**EXPLORE THE MATERIAL**
1. Answer these questions from the evercookie post:
(a) What does receiving evercookie seem to depend on?
(b) What is the predicted elapsed time to erase the cookie?
(c) According to the summary, User IDs should be destroyed like what?
2. Reproduce word for word the part of the evercookie post from "Removal Time: Under" up to and including "a one-time pad.".

── READING PASSAGE

Monday, October 11, 2010

Decon Evercookie: Temporarily Shake Evercookie with User ID Deletion


AgXphoto.info
by John O'Keefe-Odom

Evercookie may resist removal by the user, but it does not seem to effectively withstand removal of the user, as in, removal of the contaminated login ID.

Receiving "evercookie" also seems to be dependent upon the use of browsers with "javascript enabled."

Building a new user login and destroying a contaminated one could be done, with some additional file saving in less than 30 minutes. Bold re-creation and contaminated directory deletion seems to be something that's do-able in less than 2 minutes.

The difference in time consumed rests with the deliberation and care for preserving other files associated with the user ID affected, before it is destroyed.

Removal Time: Under Five Minutes

Predicted elapsed time to erase the "un-removable" cookie: two to five minutes of normal operation and typing by a familiar user. This would be for one affected account, manual removal, through typing commands in Terminal, responding to identified processes through inspection and education.

It's not forever. Evercookie removal seems to take longer to recognize and prepare for than it takes to carry out.

Removal takes about five minutes, if you're prepared to delete a user ID, which anyone on the Internet should be prepared to do anyway. Burning the bridge behind you only takes a moment. Sometimes it's the right thing to do.

Summary

Shake evercookie by destroying User IDs like a one-time pad.

Preventative User Behavior

Establish, maintain, and destroy at irregular intervals, User IDs used only for Internet surfing. Same as the procedure for isolating or containing actions on the computer by restricting certain activities to certain User IDs. Avoid associating User IDs with specific people, particularly if you are the only user of a given computer.

────
── DATASET RECORDS

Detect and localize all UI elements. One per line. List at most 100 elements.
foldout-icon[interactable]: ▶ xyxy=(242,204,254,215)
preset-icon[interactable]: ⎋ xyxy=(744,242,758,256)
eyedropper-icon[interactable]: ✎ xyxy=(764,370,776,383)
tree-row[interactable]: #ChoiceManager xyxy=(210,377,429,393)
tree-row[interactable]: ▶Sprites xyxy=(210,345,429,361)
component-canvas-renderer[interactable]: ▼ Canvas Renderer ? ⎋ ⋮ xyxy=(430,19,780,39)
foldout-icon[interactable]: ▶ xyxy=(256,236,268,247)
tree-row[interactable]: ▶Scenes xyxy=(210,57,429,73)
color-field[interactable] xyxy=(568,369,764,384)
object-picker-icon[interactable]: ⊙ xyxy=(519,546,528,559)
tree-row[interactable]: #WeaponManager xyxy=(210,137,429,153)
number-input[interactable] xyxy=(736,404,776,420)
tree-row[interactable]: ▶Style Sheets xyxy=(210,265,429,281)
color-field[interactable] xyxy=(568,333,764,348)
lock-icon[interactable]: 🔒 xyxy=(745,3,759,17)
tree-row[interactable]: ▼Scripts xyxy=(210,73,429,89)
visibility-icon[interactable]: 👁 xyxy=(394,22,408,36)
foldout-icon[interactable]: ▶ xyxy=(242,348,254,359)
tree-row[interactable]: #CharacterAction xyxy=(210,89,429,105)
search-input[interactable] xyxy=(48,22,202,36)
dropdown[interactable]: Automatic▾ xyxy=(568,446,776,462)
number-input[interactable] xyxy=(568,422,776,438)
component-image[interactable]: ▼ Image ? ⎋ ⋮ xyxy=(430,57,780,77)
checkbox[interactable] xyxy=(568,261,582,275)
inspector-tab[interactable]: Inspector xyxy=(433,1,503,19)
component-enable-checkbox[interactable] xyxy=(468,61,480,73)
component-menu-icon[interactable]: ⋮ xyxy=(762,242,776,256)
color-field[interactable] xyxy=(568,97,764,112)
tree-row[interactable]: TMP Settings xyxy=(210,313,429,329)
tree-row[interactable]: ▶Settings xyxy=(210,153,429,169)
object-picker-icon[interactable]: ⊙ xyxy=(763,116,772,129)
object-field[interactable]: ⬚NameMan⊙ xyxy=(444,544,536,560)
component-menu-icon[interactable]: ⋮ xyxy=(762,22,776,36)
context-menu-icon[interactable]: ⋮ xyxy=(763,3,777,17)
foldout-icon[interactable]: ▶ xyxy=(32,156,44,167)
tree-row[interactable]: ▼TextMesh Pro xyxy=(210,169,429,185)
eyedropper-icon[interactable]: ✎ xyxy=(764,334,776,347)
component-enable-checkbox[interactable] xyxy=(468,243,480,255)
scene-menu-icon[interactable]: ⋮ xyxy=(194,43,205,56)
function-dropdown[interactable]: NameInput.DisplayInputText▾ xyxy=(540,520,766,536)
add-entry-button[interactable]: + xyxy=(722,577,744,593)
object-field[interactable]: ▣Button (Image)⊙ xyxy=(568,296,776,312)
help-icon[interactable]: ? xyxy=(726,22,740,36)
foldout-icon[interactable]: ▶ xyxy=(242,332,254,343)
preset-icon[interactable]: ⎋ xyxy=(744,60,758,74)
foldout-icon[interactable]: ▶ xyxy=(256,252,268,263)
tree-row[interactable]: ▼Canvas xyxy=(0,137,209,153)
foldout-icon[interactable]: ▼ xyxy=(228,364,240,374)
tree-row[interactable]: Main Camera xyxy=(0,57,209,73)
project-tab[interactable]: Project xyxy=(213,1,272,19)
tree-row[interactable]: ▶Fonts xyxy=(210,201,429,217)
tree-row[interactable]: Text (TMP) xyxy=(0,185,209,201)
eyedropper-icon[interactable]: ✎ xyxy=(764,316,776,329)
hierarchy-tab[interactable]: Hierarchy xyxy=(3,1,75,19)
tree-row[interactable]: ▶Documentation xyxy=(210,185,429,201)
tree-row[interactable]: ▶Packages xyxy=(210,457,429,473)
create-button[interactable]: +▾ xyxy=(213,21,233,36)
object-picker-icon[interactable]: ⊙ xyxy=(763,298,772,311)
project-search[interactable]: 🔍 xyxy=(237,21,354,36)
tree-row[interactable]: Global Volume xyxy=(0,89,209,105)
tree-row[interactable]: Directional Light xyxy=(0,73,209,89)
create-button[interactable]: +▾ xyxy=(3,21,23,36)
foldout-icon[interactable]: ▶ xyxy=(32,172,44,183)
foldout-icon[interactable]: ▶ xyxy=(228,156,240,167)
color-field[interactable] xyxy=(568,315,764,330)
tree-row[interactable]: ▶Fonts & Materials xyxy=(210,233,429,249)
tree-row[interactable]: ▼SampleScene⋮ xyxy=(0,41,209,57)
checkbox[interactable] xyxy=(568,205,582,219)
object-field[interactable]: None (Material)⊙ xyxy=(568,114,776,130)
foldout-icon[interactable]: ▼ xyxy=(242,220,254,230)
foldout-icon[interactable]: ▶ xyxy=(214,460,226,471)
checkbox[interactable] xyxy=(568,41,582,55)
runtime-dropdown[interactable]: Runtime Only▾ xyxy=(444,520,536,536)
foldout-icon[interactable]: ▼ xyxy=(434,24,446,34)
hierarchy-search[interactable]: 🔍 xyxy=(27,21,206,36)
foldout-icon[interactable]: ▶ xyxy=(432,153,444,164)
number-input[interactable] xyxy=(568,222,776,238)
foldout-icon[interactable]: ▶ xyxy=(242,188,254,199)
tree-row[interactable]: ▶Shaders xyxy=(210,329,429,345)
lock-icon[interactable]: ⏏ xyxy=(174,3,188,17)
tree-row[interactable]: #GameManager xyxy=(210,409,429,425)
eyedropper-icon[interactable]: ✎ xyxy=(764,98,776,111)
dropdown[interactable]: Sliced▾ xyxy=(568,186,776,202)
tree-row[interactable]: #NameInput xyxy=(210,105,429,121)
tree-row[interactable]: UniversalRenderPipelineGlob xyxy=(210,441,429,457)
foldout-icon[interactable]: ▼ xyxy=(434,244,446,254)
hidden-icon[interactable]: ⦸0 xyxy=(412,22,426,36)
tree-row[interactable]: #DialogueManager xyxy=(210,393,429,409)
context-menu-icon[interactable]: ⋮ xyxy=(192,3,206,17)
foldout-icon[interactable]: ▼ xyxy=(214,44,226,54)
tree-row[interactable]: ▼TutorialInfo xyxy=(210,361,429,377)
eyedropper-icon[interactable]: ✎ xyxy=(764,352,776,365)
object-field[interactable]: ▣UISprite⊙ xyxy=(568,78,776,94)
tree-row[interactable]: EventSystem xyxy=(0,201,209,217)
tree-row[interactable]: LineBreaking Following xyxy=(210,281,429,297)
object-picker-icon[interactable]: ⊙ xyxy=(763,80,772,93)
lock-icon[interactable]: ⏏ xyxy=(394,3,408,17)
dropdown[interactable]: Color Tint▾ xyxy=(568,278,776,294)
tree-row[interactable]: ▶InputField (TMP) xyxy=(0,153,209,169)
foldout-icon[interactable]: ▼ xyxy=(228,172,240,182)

────

**RESULTS BY TASK**
1.
(a) Receiving evercookie seems to depend on using browsers with "javascript enabled."
(b) The predicted time is two to five minutes of normal operation and typing by a familiar user.
(c) User IDs should be destroyed like a one-time pad.

2.
Removal Time: Under Five Minutes

Predicted elapsed time to erase the "un-removable" cookie: two to five minutes of normal operation and typing by a familiar user. This would be for one affected account, manual removal, through typing commands in Terminal, responding to identified processes through inspection and education.

It's not forever. Evercookie removal seems to take longer to recognize and prepare for than it takes to carry out.

Removal takes about five minutes, if you're prepared to delete a user ID, which anyone on the Internet should be prepared to do anyway. Burning the bridge behind you only takes a moment. Sometimes it's the right thing to do.

Summary

Shake evercookie by destroying User IDs like a one-time pad.